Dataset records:
──────

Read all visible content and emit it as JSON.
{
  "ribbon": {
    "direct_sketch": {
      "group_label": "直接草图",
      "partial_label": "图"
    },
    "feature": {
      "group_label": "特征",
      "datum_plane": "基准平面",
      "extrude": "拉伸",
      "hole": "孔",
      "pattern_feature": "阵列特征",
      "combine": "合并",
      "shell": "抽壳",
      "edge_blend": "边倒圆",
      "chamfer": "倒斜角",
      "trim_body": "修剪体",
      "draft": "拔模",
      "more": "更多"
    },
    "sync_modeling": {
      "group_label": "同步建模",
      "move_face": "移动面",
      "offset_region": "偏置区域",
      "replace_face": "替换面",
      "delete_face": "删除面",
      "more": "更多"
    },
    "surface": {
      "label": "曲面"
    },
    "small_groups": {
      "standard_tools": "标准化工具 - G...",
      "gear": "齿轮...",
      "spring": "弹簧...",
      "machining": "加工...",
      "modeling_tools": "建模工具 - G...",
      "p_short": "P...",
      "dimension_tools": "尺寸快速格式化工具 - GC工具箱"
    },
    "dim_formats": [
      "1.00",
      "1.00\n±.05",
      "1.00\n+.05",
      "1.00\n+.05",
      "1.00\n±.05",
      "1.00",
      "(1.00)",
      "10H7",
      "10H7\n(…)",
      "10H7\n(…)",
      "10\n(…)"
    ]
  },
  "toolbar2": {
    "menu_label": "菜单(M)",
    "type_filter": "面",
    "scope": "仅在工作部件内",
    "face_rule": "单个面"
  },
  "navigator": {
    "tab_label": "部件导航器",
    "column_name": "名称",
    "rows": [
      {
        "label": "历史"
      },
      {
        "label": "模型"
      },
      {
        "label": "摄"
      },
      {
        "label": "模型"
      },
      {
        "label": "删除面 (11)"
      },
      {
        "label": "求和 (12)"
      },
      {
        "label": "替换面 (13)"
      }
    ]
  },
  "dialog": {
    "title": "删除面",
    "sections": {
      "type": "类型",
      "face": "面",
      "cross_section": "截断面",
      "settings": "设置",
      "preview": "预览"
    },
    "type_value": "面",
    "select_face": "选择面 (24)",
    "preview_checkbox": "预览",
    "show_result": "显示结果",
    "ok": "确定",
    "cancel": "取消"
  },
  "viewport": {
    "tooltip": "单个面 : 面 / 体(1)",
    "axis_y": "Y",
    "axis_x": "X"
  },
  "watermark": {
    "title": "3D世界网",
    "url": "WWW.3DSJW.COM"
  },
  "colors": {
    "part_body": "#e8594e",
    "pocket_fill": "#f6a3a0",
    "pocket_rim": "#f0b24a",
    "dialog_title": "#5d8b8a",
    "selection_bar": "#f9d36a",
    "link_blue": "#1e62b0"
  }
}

──────

### Exercise
Restate the data above word for word.

### In response
Read all visible content and emit it as JSON.
{
  "ribbon": {
    "direct_sketch": {
      "group_label": "直接草图",
      "partial_label": "图"
    },
    "feature": {
      "group_label": "特征",
      "datum_plane": "基准平面",
      "extrude": "拉伸",
      "hole": "孔",
      "pattern_feature": "阵列特征",
      "combine": "合并",
      "shell": "抽壳",
      "edge_blend": "边倒圆",
      "chamfer": "倒斜角",
      "trim_body": "修剪体",
      "draft": "拔模",
      "more": "更多"
    },
    "sync_modeling": {
      "group_label": "同步建模",
      "move_face": "移动面",
      "offset_region": "偏置区域",
      "replace_face": "替换面",
      "delete_face": "删除面",
      "more": "更多"
    },
    "surface": {
      "label": "曲面"
    },
    "small_groups": {
      "standard_tools": "标准化工具 - G...",
      "gear": "齿轮...",
      "spring": "弹簧...",
      "machining": "加工...",
      "modeling_tools": "建模工具 - G...",
      "p_short": "P...",
      "dimension_tools": "尺寸快速格式化工具 - GC工具箱"
    },
    "dim_formats": [
      "1.00",
      "1.00\n±.05",
      "1.00\n+.05",
      "1.00\n+.05",
      "1.00\n±.05",
      "1.00",
      "(1.00)",
      "10H7",
      "10H7\n(…)",
      "10H7\n(…)",
      "10\n(…)"
    ]
  },
  "toolbar2": {
    "menu_label": "菜单(M)",
    "type_filter": "面",
    "scope": "仅在工作部件内",
    "face_rule": "单个面"
  },
  "navigator": {
    "tab_label": "部件导航器",
    "column_name": "名称",
    "rows": [
      {
        "label": "历史"
      },
      {
        "label": "模型"
      },
      {
        "label": "摄"
      },
      {
        "label": "模型"
      },
      {
        "label": "删除面 (11)"
      },
      {
        "label": "求和 (12)"
      },
      {
        "label": "替换面 (13)"
      }
    ]
  },
  "dialog": {
    "title": "删除面",
    "sections": {
      "type": "类型",
      "face": "面",
      "cross_section": "截断面",
      "settings": "设置",
      "preview": "预览"
    },
    "type_value": "面",
    "select_face": "选择面 (24)",
    "preview_checkbox": "预览",
    "show_result": "显示结果",
    "ok": "确定",
    "cancel": "取消"
  },
  "viewport": {
    "tooltip": "单个面 : 面 / 体(1)",
    "axis_y": "Y",
    "axis_x": "X"
  },
  "watermark": {
    "title": "3D世界网",
    "url": "WWW.3DSJW.COM"
  },
  "colors": {
    "part_body": "#e8594e",
    "pocket_fill": "#f6a3a0",
    "pocket_rim": "#f0b24a",
    "dialog_title": "#5d8b8a",
    "selection_bar": "#f9d36a",
    "link_blue": "#1e62b0"
  }
}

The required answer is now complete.